* **Saved data entries**

— START —

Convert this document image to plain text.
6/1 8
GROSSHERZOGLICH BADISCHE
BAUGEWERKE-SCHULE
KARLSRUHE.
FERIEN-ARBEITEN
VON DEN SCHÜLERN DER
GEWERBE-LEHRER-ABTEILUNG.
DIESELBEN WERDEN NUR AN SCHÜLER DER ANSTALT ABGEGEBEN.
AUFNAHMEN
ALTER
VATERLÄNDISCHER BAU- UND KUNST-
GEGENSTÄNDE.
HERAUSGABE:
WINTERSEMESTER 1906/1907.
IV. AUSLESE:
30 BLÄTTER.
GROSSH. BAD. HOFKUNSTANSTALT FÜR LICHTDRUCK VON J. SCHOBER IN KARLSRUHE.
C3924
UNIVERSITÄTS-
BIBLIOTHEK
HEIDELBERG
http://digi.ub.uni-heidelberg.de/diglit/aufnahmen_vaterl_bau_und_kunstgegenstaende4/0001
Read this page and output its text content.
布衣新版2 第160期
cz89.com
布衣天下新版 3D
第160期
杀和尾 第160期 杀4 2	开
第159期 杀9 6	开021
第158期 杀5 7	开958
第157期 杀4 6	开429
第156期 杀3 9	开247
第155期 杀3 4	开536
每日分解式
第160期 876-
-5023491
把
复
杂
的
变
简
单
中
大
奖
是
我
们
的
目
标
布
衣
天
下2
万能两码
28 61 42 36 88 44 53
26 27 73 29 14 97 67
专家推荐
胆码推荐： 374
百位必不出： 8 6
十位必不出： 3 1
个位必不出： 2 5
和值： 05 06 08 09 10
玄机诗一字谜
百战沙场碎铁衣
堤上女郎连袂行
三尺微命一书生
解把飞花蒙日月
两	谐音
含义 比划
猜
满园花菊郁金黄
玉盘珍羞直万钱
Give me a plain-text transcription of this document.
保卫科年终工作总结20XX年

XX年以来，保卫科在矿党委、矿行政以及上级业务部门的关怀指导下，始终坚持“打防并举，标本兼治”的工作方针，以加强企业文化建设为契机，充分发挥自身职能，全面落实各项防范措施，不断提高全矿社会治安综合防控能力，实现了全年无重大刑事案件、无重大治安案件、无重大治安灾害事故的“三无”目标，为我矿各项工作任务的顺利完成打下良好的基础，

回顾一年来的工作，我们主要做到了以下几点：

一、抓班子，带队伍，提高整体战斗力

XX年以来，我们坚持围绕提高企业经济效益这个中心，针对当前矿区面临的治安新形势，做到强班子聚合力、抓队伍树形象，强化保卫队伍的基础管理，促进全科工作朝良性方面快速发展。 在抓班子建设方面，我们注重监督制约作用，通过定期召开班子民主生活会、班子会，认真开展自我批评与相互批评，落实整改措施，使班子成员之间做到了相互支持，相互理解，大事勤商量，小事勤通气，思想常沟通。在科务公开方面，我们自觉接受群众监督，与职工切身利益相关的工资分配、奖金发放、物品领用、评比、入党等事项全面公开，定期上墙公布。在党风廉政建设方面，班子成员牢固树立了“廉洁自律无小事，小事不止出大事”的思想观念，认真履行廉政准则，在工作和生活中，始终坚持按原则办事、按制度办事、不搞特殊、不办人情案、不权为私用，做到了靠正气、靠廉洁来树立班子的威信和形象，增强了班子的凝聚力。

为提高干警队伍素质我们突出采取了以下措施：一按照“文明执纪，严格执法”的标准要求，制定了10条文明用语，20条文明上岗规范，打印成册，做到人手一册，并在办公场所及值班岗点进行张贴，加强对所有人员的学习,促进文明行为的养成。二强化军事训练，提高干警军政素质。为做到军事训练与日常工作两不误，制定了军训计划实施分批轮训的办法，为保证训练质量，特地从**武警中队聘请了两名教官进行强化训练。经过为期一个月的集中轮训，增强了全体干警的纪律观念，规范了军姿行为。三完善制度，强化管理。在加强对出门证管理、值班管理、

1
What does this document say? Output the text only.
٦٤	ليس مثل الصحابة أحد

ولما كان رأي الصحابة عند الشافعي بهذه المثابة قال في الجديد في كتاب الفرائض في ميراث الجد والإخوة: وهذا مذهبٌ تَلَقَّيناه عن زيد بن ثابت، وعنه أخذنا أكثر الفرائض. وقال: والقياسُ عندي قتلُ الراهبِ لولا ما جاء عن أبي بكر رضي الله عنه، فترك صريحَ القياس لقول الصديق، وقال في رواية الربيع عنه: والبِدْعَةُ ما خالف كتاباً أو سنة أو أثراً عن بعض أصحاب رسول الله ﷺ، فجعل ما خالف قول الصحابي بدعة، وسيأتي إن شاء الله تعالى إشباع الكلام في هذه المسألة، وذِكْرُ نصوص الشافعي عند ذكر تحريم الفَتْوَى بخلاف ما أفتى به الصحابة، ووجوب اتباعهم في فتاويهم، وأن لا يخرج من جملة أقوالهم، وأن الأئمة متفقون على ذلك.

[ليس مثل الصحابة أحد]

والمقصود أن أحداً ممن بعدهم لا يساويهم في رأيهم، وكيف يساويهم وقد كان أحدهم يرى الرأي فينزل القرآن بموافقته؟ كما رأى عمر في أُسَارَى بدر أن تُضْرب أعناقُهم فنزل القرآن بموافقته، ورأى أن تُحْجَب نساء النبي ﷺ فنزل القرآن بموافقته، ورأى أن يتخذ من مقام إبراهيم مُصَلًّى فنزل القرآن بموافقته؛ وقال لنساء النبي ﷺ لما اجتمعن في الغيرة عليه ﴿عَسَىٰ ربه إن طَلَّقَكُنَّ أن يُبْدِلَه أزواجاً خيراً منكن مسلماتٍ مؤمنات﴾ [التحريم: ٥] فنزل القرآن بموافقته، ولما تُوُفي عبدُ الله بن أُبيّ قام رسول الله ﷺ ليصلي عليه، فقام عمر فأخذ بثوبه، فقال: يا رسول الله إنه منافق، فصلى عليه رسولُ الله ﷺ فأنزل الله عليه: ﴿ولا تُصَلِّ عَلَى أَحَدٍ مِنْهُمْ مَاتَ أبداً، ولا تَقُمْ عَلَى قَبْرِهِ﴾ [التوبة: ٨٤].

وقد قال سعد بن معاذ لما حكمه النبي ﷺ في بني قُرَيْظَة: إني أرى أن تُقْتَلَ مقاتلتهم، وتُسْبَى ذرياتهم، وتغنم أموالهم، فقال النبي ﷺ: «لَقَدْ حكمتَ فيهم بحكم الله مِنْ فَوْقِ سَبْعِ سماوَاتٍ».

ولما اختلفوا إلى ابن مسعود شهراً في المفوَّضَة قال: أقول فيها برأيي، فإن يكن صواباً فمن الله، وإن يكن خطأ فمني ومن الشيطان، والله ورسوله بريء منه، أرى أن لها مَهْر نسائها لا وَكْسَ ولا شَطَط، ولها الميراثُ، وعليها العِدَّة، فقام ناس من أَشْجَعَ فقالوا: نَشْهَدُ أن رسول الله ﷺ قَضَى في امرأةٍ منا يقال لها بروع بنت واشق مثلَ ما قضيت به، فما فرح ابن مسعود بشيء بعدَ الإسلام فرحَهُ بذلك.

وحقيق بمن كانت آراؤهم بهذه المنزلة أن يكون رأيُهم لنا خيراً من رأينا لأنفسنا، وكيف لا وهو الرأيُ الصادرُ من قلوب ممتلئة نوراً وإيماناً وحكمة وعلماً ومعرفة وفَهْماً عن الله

— END —

* **Written task**
Which lines contain the word "رسول"? Copy each one.

* **Finished task**
ولما كان رأي الصحابة عند الشافعي بهذه المثابة قال في الجديد في كتاب الفرائض في ميراث الجد والإخوة: وهذا مذهبٌ تَلَقَّيناه عن زيد بن ثابت، وعنه أخذنا أكثر الفرائض. وقال: والقياسُ عندي قتلُ الراهبِ لولا ما جاء عن أبي بكر رضي الله عنه، فترك صريحَ القياس لقول الصديق، وقال في رواية الربيع عنه: والبِدْعَةُ ما خالف كتاباً أو سنة أو أثراً عن بعض أصحاب رسول الله ﷺ، فجعل ما خالف قول الصحابي بدعة، وسيأتي إن شاء الله تعالى إشباع الكلام في هذه المسألة، وذِكْرُ نصوص الشافعي عند ذكر تحريم الفَتْوَى بخلاف ما أفتى به الصحابة، ووجوب اتباعهم في فتاويهم، وأن لا يخرج من جملة أقوالهم، وأن الأئمة متفقون على ذلك.
والمقصود أن أحداً ممن بعدهم لا يساويهم في رأيهم، وكيف يساويهم وقد كان أحدهم يرى الرأي فينزل القرآن بموافقته؟ كما رأى عمر في أُسَارَى بدر أن تُضْرب أعناقُهم فنزل القرآن بموافقته، ورأى أن تُحْجَب نساء النبي ﷺ فنزل القرآن بموافقته، ورأى أن يتخذ من مقام إبراهيم مُصَلًّى فنزل القرآن بموافقته؛ وقال لنساء النبي ﷺ لما اجتمعن في الغيرة عليه ﴿عَسَىٰ ربه إن طَلَّقَكُنَّ أن يُبْدِلَه أزواجاً خيراً منكن مسلماتٍ مؤمنات﴾ [التحريم: ٥] فنزل القرآن بموافقته، ولما تُوُفي عبدُ الله بن أُبيّ قام رسول الله ﷺ ليصلي عليه، فقام عمر فأخذ بثوبه، فقال: يا رسول الله إنه منافق، فصلى عليه رسولُ الله ﷺ فأنزل الله عليه: ﴿ولا تُصَلِّ عَلَى أَحَدٍ مِنْهُمْ مَاتَ أبداً، ولا تَقُمْ عَلَى قَبْرِهِ﴾ [التوبة: ٨٤].
ولما اختلفوا إلى ابن مسعود شهراً في المفوَّضَة قال: أقول فيها برأيي، فإن يكن صواباً فمن الله، وإن يكن خطأ فمني ومن الشيطان، والله ورسوله بريء منه، أرى أن لها مَهْر نسائها لا وَكْسَ ولا شَطَط، ولها الميراثُ، وعليها العِدَّة، فقام ناس من أَشْجَعَ فقالوا: نَشْهَدُ أن رسول الله ﷺ قَضَى في امرأةٍ منا يقال لها بروع بنت واشق مثلَ ما قضيت به، فما فرح ابن مسعود بشيء بعدَ الإسلام فرحَهُ بذلك.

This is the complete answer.